What to do: A faithful, word-for-word copy of the data below is required, without pictures.

[[ Material for this task, beginning ]]

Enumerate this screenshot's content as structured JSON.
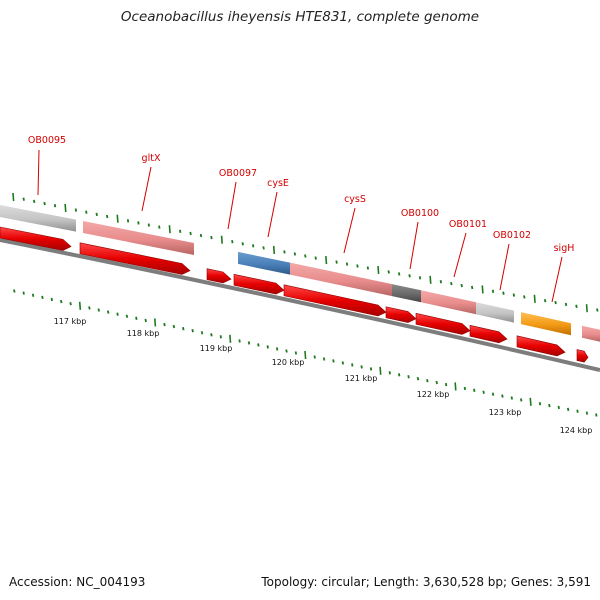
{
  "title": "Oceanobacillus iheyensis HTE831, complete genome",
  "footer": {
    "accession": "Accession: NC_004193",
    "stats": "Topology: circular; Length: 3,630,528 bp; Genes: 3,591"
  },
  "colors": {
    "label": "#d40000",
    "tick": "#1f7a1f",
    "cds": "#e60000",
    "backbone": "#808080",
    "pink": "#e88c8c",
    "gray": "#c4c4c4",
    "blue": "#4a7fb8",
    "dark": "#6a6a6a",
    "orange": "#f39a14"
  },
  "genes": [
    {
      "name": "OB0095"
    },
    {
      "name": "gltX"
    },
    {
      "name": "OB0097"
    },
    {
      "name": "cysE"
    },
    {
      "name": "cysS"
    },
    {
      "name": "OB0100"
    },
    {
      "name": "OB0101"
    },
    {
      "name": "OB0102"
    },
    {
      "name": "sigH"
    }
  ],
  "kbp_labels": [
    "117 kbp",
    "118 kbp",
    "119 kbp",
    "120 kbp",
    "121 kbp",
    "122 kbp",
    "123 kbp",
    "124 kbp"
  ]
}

[[ Material for this task, end ]]

Result of the exercise:
Enumerate this screenshot's content as structured JSON.
{
  "title": "Oceanobacillus iheyensis HTE831, complete genome",
  "footer": {
    "accession": "Accession: NC_004193",
    "stats": "Topology: circular; Length: 3,630,528 bp; Genes: 3,591"
  },
  "colors": {
    "label": "#d40000",
    "tick": "#1f7a1f",
    "cds": "#e60000",
    "backbone": "#808080",
    "pink": "#e88c8c",
    "gray": "#c4c4c4",
    "blue": "#4a7fb8",
    "dark": "#6a6a6a",
    "orange": "#f39a14"
  },
  "genes": [
    {
      "name": "OB0095"
    },
    {
      "name": "gltX"
    },
    {
      "name": "OB0097"
    },
    {
      "name": "cysE"
    },
    {
      "name": "cysS"
    },
    {
      "name": "OB0100"
    },
    {
      "name": "OB0101"
    },
    {
      "name": "OB0102"
    },
    {
      "name": "sigH"
    }
  ],
  "kbp_labels": [
    "117 kbp",
    "118 kbp",
    "119 kbp",
    "120 kbp",
    "121 kbp",
    "122 kbp",
    "123 kbp",
    "124 kbp"
  ]
}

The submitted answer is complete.